**Given instruction:** Search the listing below for "Compañia". Copy each matching line.

**Records for the exercise:**
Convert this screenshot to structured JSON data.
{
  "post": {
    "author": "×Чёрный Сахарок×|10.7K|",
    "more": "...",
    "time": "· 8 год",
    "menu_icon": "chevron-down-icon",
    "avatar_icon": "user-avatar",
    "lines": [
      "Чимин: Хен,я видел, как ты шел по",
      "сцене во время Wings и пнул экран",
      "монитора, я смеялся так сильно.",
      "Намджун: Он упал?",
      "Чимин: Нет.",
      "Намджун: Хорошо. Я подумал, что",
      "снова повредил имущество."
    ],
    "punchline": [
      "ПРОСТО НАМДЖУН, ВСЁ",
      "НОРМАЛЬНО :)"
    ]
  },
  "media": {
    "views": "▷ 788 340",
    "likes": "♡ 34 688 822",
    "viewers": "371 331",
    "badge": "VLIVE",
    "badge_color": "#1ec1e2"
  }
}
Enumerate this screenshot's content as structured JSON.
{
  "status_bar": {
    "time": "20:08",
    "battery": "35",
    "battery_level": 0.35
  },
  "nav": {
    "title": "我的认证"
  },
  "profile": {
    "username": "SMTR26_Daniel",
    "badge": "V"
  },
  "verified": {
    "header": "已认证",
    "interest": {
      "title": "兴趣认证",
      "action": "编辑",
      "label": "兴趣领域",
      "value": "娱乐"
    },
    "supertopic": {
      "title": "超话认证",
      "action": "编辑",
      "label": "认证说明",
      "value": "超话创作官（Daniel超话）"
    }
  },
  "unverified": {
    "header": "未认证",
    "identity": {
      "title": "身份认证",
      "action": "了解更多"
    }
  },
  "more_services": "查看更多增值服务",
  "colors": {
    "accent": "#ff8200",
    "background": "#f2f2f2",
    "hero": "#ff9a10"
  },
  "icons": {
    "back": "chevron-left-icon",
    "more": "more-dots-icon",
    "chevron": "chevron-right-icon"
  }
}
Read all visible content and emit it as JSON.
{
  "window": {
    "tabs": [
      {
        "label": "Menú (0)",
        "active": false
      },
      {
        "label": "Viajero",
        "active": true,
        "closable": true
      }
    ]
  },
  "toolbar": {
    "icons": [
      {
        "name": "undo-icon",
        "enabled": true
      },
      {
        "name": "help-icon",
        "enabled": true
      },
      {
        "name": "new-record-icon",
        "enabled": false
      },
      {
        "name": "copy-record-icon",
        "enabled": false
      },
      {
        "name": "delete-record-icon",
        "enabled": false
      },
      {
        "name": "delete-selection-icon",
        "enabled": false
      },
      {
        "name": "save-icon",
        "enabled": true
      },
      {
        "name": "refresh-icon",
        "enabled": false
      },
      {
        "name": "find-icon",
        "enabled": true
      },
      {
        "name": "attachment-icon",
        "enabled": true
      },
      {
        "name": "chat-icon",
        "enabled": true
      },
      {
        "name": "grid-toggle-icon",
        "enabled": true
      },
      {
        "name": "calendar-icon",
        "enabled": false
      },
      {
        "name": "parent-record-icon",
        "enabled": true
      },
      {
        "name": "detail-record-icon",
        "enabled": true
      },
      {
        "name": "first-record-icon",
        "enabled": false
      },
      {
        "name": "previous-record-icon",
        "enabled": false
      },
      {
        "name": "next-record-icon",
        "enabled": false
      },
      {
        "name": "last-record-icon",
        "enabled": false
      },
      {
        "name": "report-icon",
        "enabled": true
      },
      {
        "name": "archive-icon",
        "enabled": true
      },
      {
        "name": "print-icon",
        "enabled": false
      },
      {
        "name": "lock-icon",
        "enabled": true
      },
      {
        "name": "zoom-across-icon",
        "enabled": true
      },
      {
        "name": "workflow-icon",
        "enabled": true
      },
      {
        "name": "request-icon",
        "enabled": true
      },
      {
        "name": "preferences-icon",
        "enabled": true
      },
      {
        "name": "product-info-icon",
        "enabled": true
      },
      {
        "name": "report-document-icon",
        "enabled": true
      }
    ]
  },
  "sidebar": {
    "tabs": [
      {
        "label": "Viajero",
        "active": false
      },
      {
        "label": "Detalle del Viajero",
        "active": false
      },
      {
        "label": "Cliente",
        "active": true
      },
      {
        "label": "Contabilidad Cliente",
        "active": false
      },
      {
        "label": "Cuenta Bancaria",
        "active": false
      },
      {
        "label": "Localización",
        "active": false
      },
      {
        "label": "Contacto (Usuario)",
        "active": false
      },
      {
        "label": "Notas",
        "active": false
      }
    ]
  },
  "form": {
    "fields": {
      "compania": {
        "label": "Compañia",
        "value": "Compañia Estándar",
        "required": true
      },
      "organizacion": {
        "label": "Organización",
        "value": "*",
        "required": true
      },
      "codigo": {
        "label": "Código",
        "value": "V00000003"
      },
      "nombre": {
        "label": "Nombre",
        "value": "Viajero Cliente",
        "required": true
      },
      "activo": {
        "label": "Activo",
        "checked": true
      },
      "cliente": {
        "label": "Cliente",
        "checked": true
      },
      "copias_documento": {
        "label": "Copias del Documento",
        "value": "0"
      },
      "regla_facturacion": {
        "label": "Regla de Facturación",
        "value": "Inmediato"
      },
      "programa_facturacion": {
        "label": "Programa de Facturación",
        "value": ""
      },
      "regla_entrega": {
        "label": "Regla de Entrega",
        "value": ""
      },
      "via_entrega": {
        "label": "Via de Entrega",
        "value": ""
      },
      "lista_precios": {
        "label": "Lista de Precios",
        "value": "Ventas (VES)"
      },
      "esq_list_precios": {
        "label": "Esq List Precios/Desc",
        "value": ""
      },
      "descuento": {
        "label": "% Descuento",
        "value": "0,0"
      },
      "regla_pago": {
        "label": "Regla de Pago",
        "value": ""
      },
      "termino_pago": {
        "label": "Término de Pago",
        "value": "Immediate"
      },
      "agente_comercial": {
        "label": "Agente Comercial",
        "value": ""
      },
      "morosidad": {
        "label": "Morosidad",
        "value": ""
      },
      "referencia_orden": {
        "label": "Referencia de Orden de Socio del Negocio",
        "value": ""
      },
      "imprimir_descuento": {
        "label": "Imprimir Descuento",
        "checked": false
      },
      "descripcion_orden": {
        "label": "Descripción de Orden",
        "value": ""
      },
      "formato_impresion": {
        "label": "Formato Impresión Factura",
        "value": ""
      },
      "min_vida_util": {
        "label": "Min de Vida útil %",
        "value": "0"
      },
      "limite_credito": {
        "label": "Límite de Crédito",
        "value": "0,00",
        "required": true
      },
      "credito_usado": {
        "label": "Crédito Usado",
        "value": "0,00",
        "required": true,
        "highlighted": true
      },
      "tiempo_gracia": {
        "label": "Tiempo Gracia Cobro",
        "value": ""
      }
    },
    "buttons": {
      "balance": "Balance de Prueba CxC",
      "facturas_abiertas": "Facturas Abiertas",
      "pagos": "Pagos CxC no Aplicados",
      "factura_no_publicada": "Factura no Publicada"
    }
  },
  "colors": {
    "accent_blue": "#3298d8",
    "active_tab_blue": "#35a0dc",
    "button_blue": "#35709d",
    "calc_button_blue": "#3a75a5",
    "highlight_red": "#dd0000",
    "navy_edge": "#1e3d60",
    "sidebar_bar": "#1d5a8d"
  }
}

**Expected answer:**
        "label": "Compañia",
        "value": "Compañia Estándar",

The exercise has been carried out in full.